(Figure record listings)
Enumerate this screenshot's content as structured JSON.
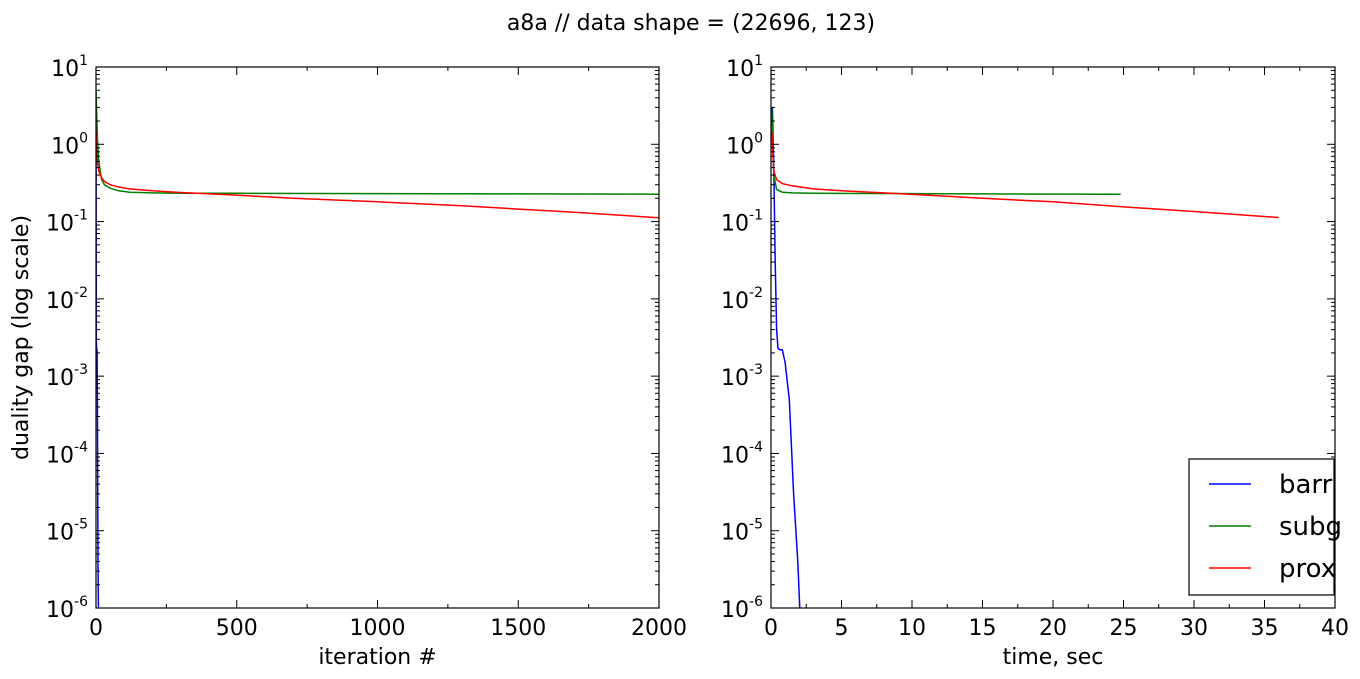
{
  "figure": {
    "title": "a8a // data shape = (22696, 123)"
  },
  "chart_data": [
    {
      "type": "line",
      "title": "",
      "xlabel": "iteration #",
      "ylabel": "duality gap (log scale)",
      "xlim": [
        0,
        2000
      ],
      "ylim": [
        1e-06,
        10
      ],
      "yscale": "log",
      "xticks": [
        {
          "value": 0,
          "label": "0"
        },
        {
          "value": 500,
          "label": "500"
        },
        {
          "value": 1000,
          "label": "1000"
        },
        {
          "value": 1500,
          "label": "1500"
        },
        {
          "value": 2000,
          "label": "2000"
        }
      ],
      "yticks": [
        {
          "value": 1e-06,
          "base": "10",
          "exp": "-6"
        },
        {
          "value": 1e-05,
          "base": "10",
          "exp": "-5"
        },
        {
          "value": 0.0001,
          "base": "10",
          "exp": "-4"
        },
        {
          "value": 0.001,
          "base": "10",
          "exp": "-3"
        },
        {
          "value": 0.01,
          "base": "10",
          "exp": "-2"
        },
        {
          "value": 0.1,
          "base": "10",
          "exp": "-1"
        },
        {
          "value": 1,
          "base": "10",
          "exp": "0"
        },
        {
          "value": 10,
          "base": "10",
          "exp": "1"
        }
      ],
      "grid": false,
      "legend": null,
      "series": [
        {
          "name": "barr",
          "color": "#0000ff",
          "x": [
            0,
            1,
            2,
            3,
            4,
            5,
            6,
            7,
            8,
            9
          ],
          "y": [
            3,
            0.003,
            0.0023,
            0.0022,
            0.0021,
            0.0005,
            4e-05,
            4e-06,
            1.5e-06,
            8e-07
          ]
        },
        {
          "name": "subg",
          "color": "#008000",
          "x": [
            0,
            5,
            10,
            20,
            30,
            50,
            80,
            120,
            200,
            300,
            500,
            1000,
            1500,
            2000
          ],
          "y": [
            5,
            1.2,
            0.6,
            0.35,
            0.3,
            0.27,
            0.25,
            0.24,
            0.235,
            0.233,
            0.232,
            0.23,
            0.228,
            0.226
          ]
        },
        {
          "name": "prox",
          "color": "#ff0000",
          "x": [
            0,
            5,
            10,
            20,
            30,
            50,
            80,
            120,
            200,
            300,
            500,
            700,
            1000,
            1300,
            1500,
            1700,
            2000
          ],
          "y": [
            1.5,
            0.6,
            0.45,
            0.37,
            0.33,
            0.3,
            0.28,
            0.265,
            0.25,
            0.238,
            0.22,
            0.2,
            0.18,
            0.16,
            0.145,
            0.132,
            0.112
          ]
        }
      ]
    },
    {
      "type": "line",
      "title": "",
      "xlabel": "time, sec",
      "ylabel": "",
      "xlim": [
        0,
        40
      ],
      "ylim": [
        1e-06,
        10
      ],
      "yscale": "log",
      "xticks": [
        {
          "value": 0,
          "label": "0"
        },
        {
          "value": 5,
          "label": "5"
        },
        {
          "value": 10,
          "label": "10"
        },
        {
          "value": 15,
          "label": "15"
        },
        {
          "value": 20,
          "label": "20"
        },
        {
          "value": 25,
          "label": "25"
        },
        {
          "value": 30,
          "label": "30"
        },
        {
          "value": 35,
          "label": "35"
        },
        {
          "value": 40,
          "label": "40"
        }
      ],
      "yticks": [
        {
          "value": 1e-06,
          "base": "10",
          "exp": "-6"
        },
        {
          "value": 1e-05,
          "base": "10",
          "exp": "-5"
        },
        {
          "value": 0.0001,
          "base": "10",
          "exp": "-4"
        },
        {
          "value": 0.001,
          "base": "10",
          "exp": "-3"
        },
        {
          "value": 0.01,
          "base": "10",
          "exp": "-2"
        },
        {
          "value": 0.1,
          "base": "10",
          "exp": "-1"
        },
        {
          "value": 1,
          "base": "10",
          "exp": "0"
        },
        {
          "value": 10,
          "base": "10",
          "exp": "1"
        }
      ],
      "grid": false,
      "legend": "lower right",
      "series": [
        {
          "name": "barr",
          "color": "#0000ff",
          "x": [
            0.1,
            0.2,
            0.3,
            0.4,
            0.5,
            0.6,
            0.8,
            1.0,
            1.3,
            1.6,
            1.9,
            2.05
          ],
          "y": [
            3,
            0.5,
            0.03,
            0.004,
            0.0023,
            0.0022,
            0.0022,
            0.0015,
            0.0005,
            3e-05,
            4e-06,
            9e-07
          ]
        },
        {
          "name": "subg",
          "color": "#008000",
          "x": [
            0.05,
            0.2,
            0.4,
            0.8,
            1.5,
            3,
            6,
            10,
            15,
            20,
            24.8
          ],
          "y": [
            3,
            0.4,
            0.26,
            0.24,
            0.235,
            0.233,
            0.231,
            0.23,
            0.228,
            0.227,
            0.226
          ]
        },
        {
          "name": "prox",
          "color": "#ff0000",
          "x": [
            0.05,
            0.2,
            0.4,
            0.8,
            1.5,
            3,
            5,
            8,
            10,
            12,
            15,
            20,
            25,
            30,
            36
          ],
          "y": [
            1.5,
            0.45,
            0.35,
            0.31,
            0.29,
            0.265,
            0.25,
            0.235,
            0.225,
            0.215,
            0.2,
            0.18,
            0.155,
            0.135,
            0.113
          ]
        }
      ]
    }
  ]
}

_Your objective_
Write the records above out again exactly, with no pictures in your copy.

_Expected answer_
Enumerate this screenshot's content as structured JSON.
{
  "figure": {
    "title": "a8a // data shape = (22696, 123)"
  },
  "chart_data": [
    {
      "type": "line",
      "title": "",
      "xlabel": "iteration #",
      "ylabel": "duality gap (log scale)",
      "xlim": [
        0,
        2000
      ],
      "ylim": [
        1e-06,
        10
      ],
      "yscale": "log",
      "xticks": [
        {
          "value": 0,
          "label": "0"
        },
        {
          "value": 500,
          "label": "500"
        },
        {
          "value": 1000,
          "label": "1000"
        },
        {
          "value": 1500,
          "label": "1500"
        },
        {
          "value": 2000,
          "label": "2000"
        }
      ],
      "yticks": [
        {
          "value": 1e-06,
          "base": "10",
          "exp": "-6"
        },
        {
          "value": 1e-05,
          "base": "10",
          "exp": "-5"
        },
        {
          "value": 0.0001,
          "base": "10",
          "exp": "-4"
        },
        {
          "value": 0.001,
          "base": "10",
          "exp": "-3"
        },
        {
          "value": 0.01,
          "base": "10",
          "exp": "-2"
        },
        {
          "value": 0.1,
          "base": "10",
          "exp": "-1"
        },
        {
          "value": 1,
          "base": "10",
          "exp": "0"
        },
        {
          "value": 10,
          "base": "10",
          "exp": "1"
        }
      ],
      "grid": false,
      "legend": null,
      "series": [
        {
          "name": "barr",
          "color": "#0000ff",
          "x": [
            0,
            1,
            2,
            3,
            4,
            5,
            6,
            7,
            8,
            9
          ],
          "y": [
            3,
            0.003,
            0.0023,
            0.0022,
            0.0021,
            0.0005,
            4e-05,
            4e-06,
            1.5e-06,
            8e-07
          ]
        },
        {
          "name": "subg",
          "color": "#008000",
          "x": [
            0,
            5,
            10,
            20,
            30,
            50,
            80,
            120,
            200,
            300,
            500,
            1000,
            1500,
            2000
          ],
          "y": [
            5,
            1.2,
            0.6,
            0.35,
            0.3,
            0.27,
            0.25,
            0.24,
            0.235,
            0.233,
            0.232,
            0.23,
            0.228,
            0.226
          ]
        },
        {
          "name": "prox",
          "color": "#ff0000",
          "x": [
            0,
            5,
            10,
            20,
            30,
            50,
            80,
            120,
            200,
            300,
            500,
            700,
            1000,
            1300,
            1500,
            1700,
            2000
          ],
          "y": [
            1.5,
            0.6,
            0.45,
            0.37,
            0.33,
            0.3,
            0.28,
            0.265,
            0.25,
            0.238,
            0.22,
            0.2,
            0.18,
            0.16,
            0.145,
            0.132,
            0.112
          ]
        }
      ]
    },
    {
      "type": "line",
      "title": "",
      "xlabel": "time, sec",
      "ylabel": "",
      "xlim": [
        0,
        40
      ],
      "ylim": [
        1e-06,
        10
      ],
      "yscale": "log",
      "xticks": [
        {
          "value": 0,
          "label": "0"
        },
        {
          "value": 5,
          "label": "5"
        },
        {
          "value": 10,
          "label": "10"
        },
        {
          "value": 15,
          "label": "15"
        },
        {
          "value": 20,
          "label": "20"
        },
        {
          "value": 25,
          "label": "25"
        },
        {
          "value": 30,
          "label": "30"
        },
        {
          "value": 35,
          "label": "35"
        },
        {
          "value": 40,
          "label": "40"
        }
      ],
      "yticks": [
        {
          "value": 1e-06,
          "base": "10",
          "exp": "-6"
        },
        {
          "value": 1e-05,
          "base": "10",
          "exp": "-5"
        },
        {
          "value": 0.0001,
          "base": "10",
          "exp": "-4"
        },
        {
          "value": 0.001,
          "base": "10",
          "exp": "-3"
        },
        {
          "value": 0.01,
          "base": "10",
          "exp": "-2"
        },
        {
          "value": 0.1,
          "base": "10",
          "exp": "-1"
        },
        {
          "value": 1,
          "base": "10",
          "exp": "0"
        },
        {
          "value": 10,
          "base": "10",
          "exp": "1"
        }
      ],
      "grid": false,
      "legend": "lower right",
      "series": [
        {
          "name": "barr",
          "color": "#0000ff",
          "x": [
            0.1,
            0.2,
            0.3,
            0.4,
            0.5,
            0.6,
            0.8,
            1.0,
            1.3,
            1.6,
            1.9,
            2.05
          ],
          "y": [
            3,
            0.5,
            0.03,
            0.004,
            0.0023,
            0.0022,
            0.0022,
            0.0015,
            0.0005,
            3e-05,
            4e-06,
            9e-07
          ]
        },
        {
          "name": "subg",
          "color": "#008000",
          "x": [
            0.05,
            0.2,
            0.4,
            0.8,
            1.5,
            3,
            6,
            10,
            15,
            20,
            24.8
          ],
          "y": [
            3,
            0.4,
            0.26,
            0.24,
            0.235,
            0.233,
            0.231,
            0.23,
            0.228,
            0.227,
            0.226
          ]
        },
        {
          "name": "prox",
          "color": "#ff0000",
          "x": [
            0.05,
            0.2,
            0.4,
            0.8,
            1.5,
            3,
            5,
            8,
            10,
            12,
            15,
            20,
            25,
            30,
            36
          ],
          "y": [
            1.5,
            0.45,
            0.35,
            0.31,
            0.29,
            0.265,
            0.25,
            0.235,
            0.225,
            0.215,
            0.2,
            0.18,
            0.155,
            0.135,
            0.113
          ]
        }
      ]
    }
  ]
}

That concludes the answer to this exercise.